◆ Request ◆
All of the data needs to be repeated exactly.
====================
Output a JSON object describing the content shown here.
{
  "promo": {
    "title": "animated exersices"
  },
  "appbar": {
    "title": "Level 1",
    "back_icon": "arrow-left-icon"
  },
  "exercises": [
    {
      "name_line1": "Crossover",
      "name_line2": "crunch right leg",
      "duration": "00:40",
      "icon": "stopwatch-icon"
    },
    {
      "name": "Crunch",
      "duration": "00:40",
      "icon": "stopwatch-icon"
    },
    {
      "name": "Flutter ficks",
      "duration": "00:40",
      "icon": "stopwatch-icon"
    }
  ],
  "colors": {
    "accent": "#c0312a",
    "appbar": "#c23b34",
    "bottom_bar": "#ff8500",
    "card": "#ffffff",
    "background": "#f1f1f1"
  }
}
====================
◆ Final result ◆
Output a JSON object describing the content shown here.
{
  "promo": {
    "title": "animated exersices"
  },
  "appbar": {
    "title": "Level 1",
    "back_icon": "arrow-left-icon"
  },
  "exercises": [
    {
      "name_line1": "Crossover",
      "name_line2": "crunch right leg",
      "duration": "00:40",
      "icon": "stopwatch-icon"
    },
    {
      "name": "Crunch",
      "duration": "00:40",
      "icon": "stopwatch-icon"
    },
    {
      "name": "Flutter ficks",
      "duration": "00:40",
      "icon": "stopwatch-icon"
    }
  ],
  "colors": {
    "accent": "#c0312a",
    "appbar": "#c23b34",
    "bottom_bar": "#ff8500",
    "card": "#ffffff",
    "background": "#f1f1f1"
  }
}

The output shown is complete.